** Begin **

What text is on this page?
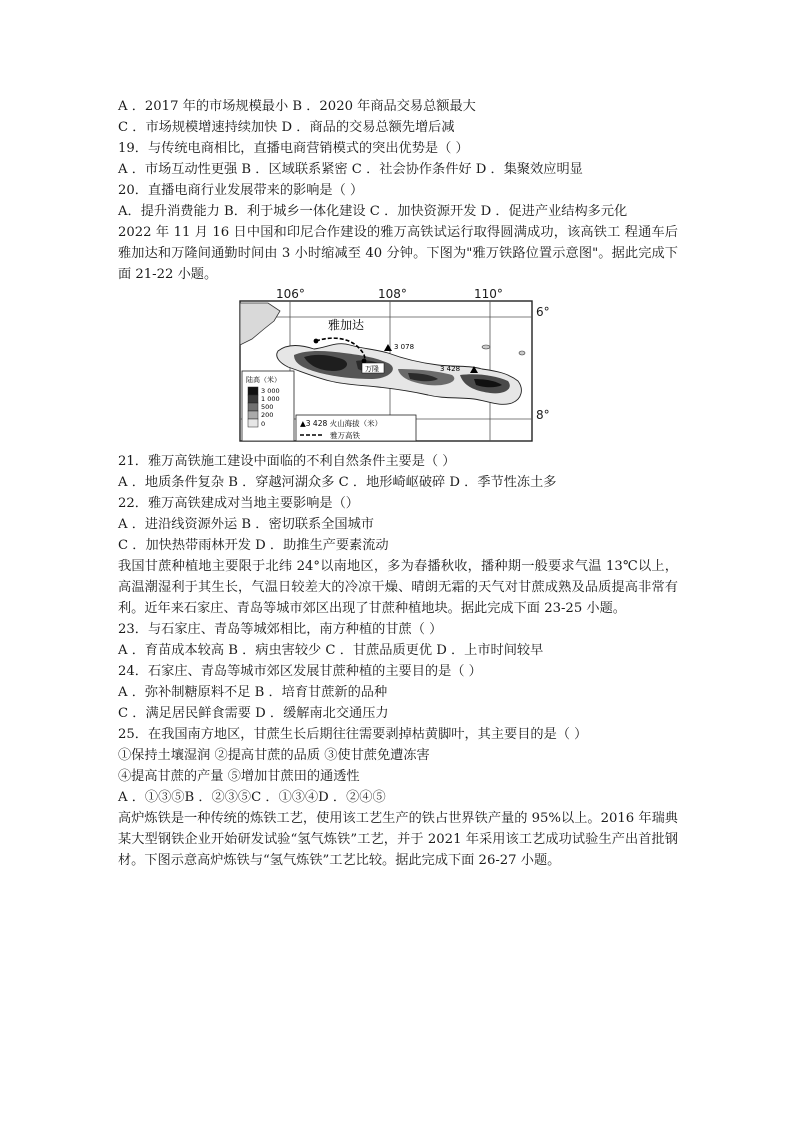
A ．2017 年的市场规模最小 B ．2020 年商品交易总额最大
C ．市场规模增速持续加快 D ．商品的交易总额先增后减
19．与传统电商相比，直播电商营销模式的突出优势是（ ）
A ．市场互动性更强 B ．区域联系紧密 C ．社会协作条件好 D ．集聚效应明显
20．直播电商行业发展带来的影响是（ ）
A．提升消费能力 B．利于城乡一体化建设 C ．加快资源开发 D ．促进产业结构多元化
2022 年 11 月 16 日中国和印尼合作建设的雅万高铁试运行取得圆满成功，该高铁工 程通车后雅加达和万隆间通勤时间由 3 小时缩减至 40 分钟。下图为"雅万铁路位置示意图"。据此完成下面 21-22 小题。
106°	108°	110°
6°
8°
雅加达
万隆
3 078
3 428
陆高（米）
3 000
1 000
500
200
0	▲3 428 火山海拔（米）
雅万高铁
21．雅万高铁施工建设中面临的不利自然条件主要是（ ）
A ．地质条件复杂 B ．穿越河湖众多 C ．地形崎岖破碎 D ．季节性冻土多
22．雅万高铁建成对当地主要影响是（）
A ．进沿线资源外运 B ．密切联系全国城市
C ．加快热带雨林开发 D ．助推生产要素流动
我国甘蔗种植地主要限于北纬 24°以南地区，多为春播秋收，播种期一般要求气温 13℃以上，高温潮湿利于其生长，气温日较差大的冷凉干燥、晴朗无霜的天气对甘蔗成熟及品质提高非常有利。近年来石家庄、青岛等城市郊区出现了甘蔗种植地块。据此完成下面 23-25 小题。
23．与石家庄、青岛等城郊相比，南方种植的甘蔗（ ）
A ．育苗成本较高 B ．病虫害较少 C ．甘蔗品质更优 D ．上市时间较早
24．石家庄、青岛等城市郊区发展甘蔗种植的主要目的是（ ）
A ．弥补制糖原料不足 B ．培育甘蔗新的品种
C ．满足居民鲜食需要 D ．缓解南北交通压力
25．在我国南方地区，甘蔗生长后期往往需要剥掉枯黄脚叶，其主要目的是（ ）
①保持土壤湿润 ②提高甘蔗的品质 ③使甘蔗免遭冻害
④提高甘蔗的产量 ⑤增加甘蔗田的通透性
A ．①③⑤B ．②③⑤C ．①③④D ．②④⑤
高炉炼铁是一种传统的炼铁工艺，使用该工艺生产的铁占世界铁产量的 95%以上。2016 年瑞典某大型钢铁企业开始研发试验“氢气炼铁”工艺，并于 2021 年采用该工艺成功试验生产出首批钢材。下图示意高炉炼铁与“氢气炼铁”工艺比较。据此完成下面 26-27 小题。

** End **

Written request ->
From the material above, reproduce everything verbatim except the pictures.

Response ->
What text is on this page?
A ．2017 年的市场规模最小 B ．2020 年商品交易总额最大
C ．市场规模增速持续加快 D ．商品的交易总额先增后减
19．与传统电商相比，直播电商营销模式的突出优势是（ ）
A ．市场互动性更强 B ．区域联系紧密 C ．社会协作条件好 D ．集聚效应明显
20．直播电商行业发展带来的影响是（ ）
A．提升消费能力 B．利于城乡一体化建设 C ．加快资源开发 D ．促进产业结构多元化
2022 年 11 月 16 日中国和印尼合作建设的雅万高铁试运行取得圆满成功，该高铁工 程通车后雅加达和万隆间通勤时间由 3 小时缩减至 40 分钟。下图为"雅万铁路位置示意图"。据此完成下面 21-22 小题。
106°	108°	110°
6°
8°
雅加达
万隆
3 078
3 428
陆高（米）
3 000
1 000
500
200
0	▲3 428 火山海拔（米）
雅万高铁
21．雅万高铁施工建设中面临的不利自然条件主要是（ ）
A ．地质条件复杂 B ．穿越河湖众多 C ．地形崎岖破碎 D ．季节性冻土多
22．雅万高铁建成对当地主要影响是（）
A ．进沿线资源外运 B ．密切联系全国城市
C ．加快热带雨林开发 D ．助推生产要素流动
我国甘蔗种植地主要限于北纬 24°以南地区，多为春播秋收，播种期一般要求气温 13℃以上，高温潮湿利于其生长，气温日较差大的冷凉干燥、晴朗无霜的天气对甘蔗成熟及品质提高非常有利。近年来石家庄、青岛等城市郊区出现了甘蔗种植地块。据此完成下面 23-25 小题。
23．与石家庄、青岛等城郊相比，南方种植的甘蔗（ ）
A ．育苗成本较高 B ．病虫害较少 C ．甘蔗品质更优 D ．上市时间较早
24．石家庄、青岛等城市郊区发展甘蔗种植的主要目的是（ ）
A ．弥补制糖原料不足 B ．培育甘蔗新的品种
C ．满足居民鲜食需要 D ．缓解南北交通压力
25．在我国南方地区，甘蔗生长后期往往需要剥掉枯黄脚叶，其主要目的是（ ）
①保持土壤湿润 ②提高甘蔗的品质 ③使甘蔗免遭冻害
④提高甘蔗的产量 ⑤增加甘蔗田的通透性
A ．①③⑤B ．②③⑤C ．①③④D ．②④⑤
高炉炼铁是一种传统的炼铁工艺，使用该工艺生产的铁占世界铁产量的 95%以上。2016 年瑞典某大型钢铁企业开始研发试验“氢气炼铁”工艺，并于 2021 年采用该工艺成功试验生产出首批钢材。下图示意高炉炼铁与“氢气炼铁”工艺比较。据此完成下面 26-27 小题。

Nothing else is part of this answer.